┌──
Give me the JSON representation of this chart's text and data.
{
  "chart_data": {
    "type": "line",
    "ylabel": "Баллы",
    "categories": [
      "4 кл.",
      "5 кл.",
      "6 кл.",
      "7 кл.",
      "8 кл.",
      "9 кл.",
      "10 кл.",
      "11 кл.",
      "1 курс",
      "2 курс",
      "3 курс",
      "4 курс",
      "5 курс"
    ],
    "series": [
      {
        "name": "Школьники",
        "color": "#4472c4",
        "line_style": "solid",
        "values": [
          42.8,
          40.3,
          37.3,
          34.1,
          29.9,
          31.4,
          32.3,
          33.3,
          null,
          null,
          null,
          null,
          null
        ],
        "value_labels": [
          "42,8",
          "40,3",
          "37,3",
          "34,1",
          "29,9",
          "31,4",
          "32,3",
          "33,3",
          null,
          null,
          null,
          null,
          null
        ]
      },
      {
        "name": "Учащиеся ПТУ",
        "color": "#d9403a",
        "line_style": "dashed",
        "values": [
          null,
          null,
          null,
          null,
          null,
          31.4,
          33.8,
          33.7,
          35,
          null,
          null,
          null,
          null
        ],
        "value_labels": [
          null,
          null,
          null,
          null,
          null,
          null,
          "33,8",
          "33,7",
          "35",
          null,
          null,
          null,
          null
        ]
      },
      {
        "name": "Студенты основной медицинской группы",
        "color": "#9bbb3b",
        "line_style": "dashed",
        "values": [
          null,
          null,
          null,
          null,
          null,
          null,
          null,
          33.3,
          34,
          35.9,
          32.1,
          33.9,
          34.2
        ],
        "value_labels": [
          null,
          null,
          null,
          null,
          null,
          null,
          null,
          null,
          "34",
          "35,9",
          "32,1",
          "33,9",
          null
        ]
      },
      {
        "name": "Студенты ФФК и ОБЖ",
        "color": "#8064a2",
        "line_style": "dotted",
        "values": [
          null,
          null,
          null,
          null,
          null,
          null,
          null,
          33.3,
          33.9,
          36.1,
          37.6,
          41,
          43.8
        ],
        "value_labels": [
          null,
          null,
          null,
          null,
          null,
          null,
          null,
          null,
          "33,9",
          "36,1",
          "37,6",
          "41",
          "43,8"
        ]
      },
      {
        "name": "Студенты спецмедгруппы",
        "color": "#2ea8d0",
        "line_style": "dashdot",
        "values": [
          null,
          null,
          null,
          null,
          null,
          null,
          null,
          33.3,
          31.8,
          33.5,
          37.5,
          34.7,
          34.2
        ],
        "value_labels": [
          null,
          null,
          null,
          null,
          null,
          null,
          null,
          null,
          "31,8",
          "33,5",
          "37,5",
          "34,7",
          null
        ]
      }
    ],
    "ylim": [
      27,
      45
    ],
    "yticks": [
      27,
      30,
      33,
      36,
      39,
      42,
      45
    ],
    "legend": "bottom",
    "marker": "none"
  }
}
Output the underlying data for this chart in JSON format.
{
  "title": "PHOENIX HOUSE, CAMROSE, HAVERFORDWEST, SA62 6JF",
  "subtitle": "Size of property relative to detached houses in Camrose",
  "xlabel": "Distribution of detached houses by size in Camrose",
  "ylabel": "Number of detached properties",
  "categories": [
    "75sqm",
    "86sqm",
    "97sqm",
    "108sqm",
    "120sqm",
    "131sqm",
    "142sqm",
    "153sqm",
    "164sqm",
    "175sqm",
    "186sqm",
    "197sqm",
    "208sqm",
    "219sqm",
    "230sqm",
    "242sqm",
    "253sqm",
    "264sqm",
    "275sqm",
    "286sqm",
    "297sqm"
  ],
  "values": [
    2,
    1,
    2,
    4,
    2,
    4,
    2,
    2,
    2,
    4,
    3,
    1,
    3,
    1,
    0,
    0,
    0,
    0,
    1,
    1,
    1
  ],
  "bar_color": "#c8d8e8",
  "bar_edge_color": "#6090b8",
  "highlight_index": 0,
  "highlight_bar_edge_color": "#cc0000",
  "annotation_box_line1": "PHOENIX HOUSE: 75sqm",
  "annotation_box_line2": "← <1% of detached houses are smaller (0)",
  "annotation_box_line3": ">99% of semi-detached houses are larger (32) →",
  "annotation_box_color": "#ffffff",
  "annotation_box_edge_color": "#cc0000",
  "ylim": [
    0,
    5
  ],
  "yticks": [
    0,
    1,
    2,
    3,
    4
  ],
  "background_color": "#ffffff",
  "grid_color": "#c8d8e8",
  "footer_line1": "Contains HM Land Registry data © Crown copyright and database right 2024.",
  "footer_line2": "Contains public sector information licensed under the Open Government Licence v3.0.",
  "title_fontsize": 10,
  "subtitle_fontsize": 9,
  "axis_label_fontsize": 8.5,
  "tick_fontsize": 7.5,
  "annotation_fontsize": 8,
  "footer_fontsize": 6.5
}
└──
WRITTEN TASK: Your task is to print all of the records exactly.

RESPONSE TO THIS TASK:
Give me the JSON representation of this chart's text and data.
{
  "chart_data": {
    "type": "line",
    "ylabel": "Баллы",
    "categories": [
      "4 кл.",
      "5 кл.",
      "6 кл.",
      "7 кл.",
      "8 кл.",
      "9 кл.",
      "10 кл.",
      "11 кл.",
      "1 курс",
      "2 курс",
      "3 курс",
      "4 курс",
      "5 курс"
    ],
    "series": [
      {
        "name": "Школьники",
        "color": "#4472c4",
        "line_style": "solid",
        "values": [
          42.8,
          40.3,
          37.3,
          34.1,
          29.9,
          31.4,
          32.3,
          33.3,
          null,
          null,
          null,
          null,
          null
        ],
        "value_labels": [
          "42,8",
          "40,3",
          "37,3",
          "34,1",
          "29,9",
          "31,4",
          "32,3",
          "33,3",
          null,
          null,
          null,
          null,
          null
        ]
      },
      {
        "name": "Учащиеся ПТУ",
        "color": "#d9403a",
        "line_style": "dashed",
        "values": [
          null,
          null,
          null,
          null,
          null,
          31.4,
          33.8,
          33.7,
          35,
          null,
          null,
          null,
          null
        ],
        "value_labels": [
          null,
          null,
          null,
          null,
          null,
          null,
          "33,8",
          "33,7",
          "35",
          null,
          null,
          null,
          null
        ]
      },
      {
        "name": "Студенты основной медицинской группы",
        "color": "#9bbb3b",
        "line_style": "dashed",
        "values": [
          null,
          null,
          null,
          null,
          null,
          null,
          null,
          33.3,
          34,
          35.9,
          32.1,
          33.9,
          34.2
        ],
        "value_labels": [
          null,
          null,
          null,
          null,
          null,
          null,
          null,
          null,
          "34",
          "35,9",
          "32,1",
          "33,9",
          null
        ]
      },
      {
        "name": "Студенты ФФК и ОБЖ",
        "color": "#8064a2",
        "line_style": "dotted",
        "values": [
          null,
          null,
          null,
          null,
          null,
          null,
          null,
          33.3,
          33.9,
          36.1,
          37.6,
          41,
          43.8
        ],
        "value_labels": [
          null,
          null,
          null,
          null,
          null,
          null,
          null,
          null,
          "33,9",
          "36,1",
          "37,6",
          "41",
          "43,8"
        ]
      },
      {
        "name": "Студенты спецмедгруппы",
        "color": "#2ea8d0",
        "line_style": "dashdot",
        "values": [
          null,
          null,
          null,
          null,
          null,
          null,
          null,
          33.3,
          31.8,
          33.5,
          37.5,
          34.7,
          34.2
        ],
        "value_labels": [
          null,
          null,
          null,
          null,
          null,
          null,
          null,
          null,
          "31,8",
          "33,5",
          "37,5",
          "34,7",
          null
        ]
      }
    ],
    "ylim": [
      27,
      45
    ],
    "yticks": [
      27,
      30,
      33,
      36,
      39,
      42,
      45
    ],
    "legend": "bottom",
    "marker": "none"
  }
}
Output the underlying data for this chart in JSON format.
{
  "title": "PHOENIX HOUSE, CAMROSE, HAVERFORDWEST, SA62 6JF",
  "subtitle": "Size of property relative to detached houses in Camrose",
  "xlabel": "Distribution of detached houses by size in Camrose",
  "ylabel": "Number of detached properties",
  "categories": [
    "75sqm",
    "86sqm",
    "97sqm",
    "108sqm",
    "120sqm",
    "131sqm",
    "142sqm",
    "153sqm",
    "164sqm",
    "175sqm",
    "186sqm",
    "197sqm",
    "208sqm",
    "219sqm",
    "230sqm",
    "242sqm",
    "253sqm",
    "264sqm",
    "275sqm",
    "286sqm",
    "297sqm"
  ],
  "values": [
    2,
    1,
    2,
    4,
    2,
    4,
    2,
    2,
    2,
    4,
    3,
    1,
    3,
    1,
    0,
    0,
    0,
    0,
    1,
    1,
    1
  ],
  "bar_color": "#c8d8e8",
  "bar_edge_color": "#6090b8",
  "highlight_index": 0,
  "highlight_bar_edge_color": "#cc0000",
  "annotation_box_line1": "PHOENIX HOUSE: 75sqm",
  "annotation_box_line2": "← <1% of detached houses are smaller (0)",
  "annotation_box_line3": ">99% of semi-detached houses are larger (32) →",
  "annotation_box_color": "#ffffff",
  "annotation_box_edge_color": "#cc0000",
  "ylim": [
    0,
    5
  ],
  "yticks": [
    0,
    1,
    2,
    3,
    4
  ],
  "background_color": "#ffffff",
  "grid_color": "#c8d8e8",
  "footer_line1": "Contains HM Land Registry data © Crown copyright and database right 2024.",
  "footer_line2": "Contains public sector information licensed under the Open Government Licence v3.0.",
  "title_fontsize": 10,
  "subtitle_fontsize": 9,
  "axis_label_fontsize": 8.5,
  "tick_fontsize": 7.5,
  "annotation_fontsize": 8,
  "footer_fontsize": 6.5
}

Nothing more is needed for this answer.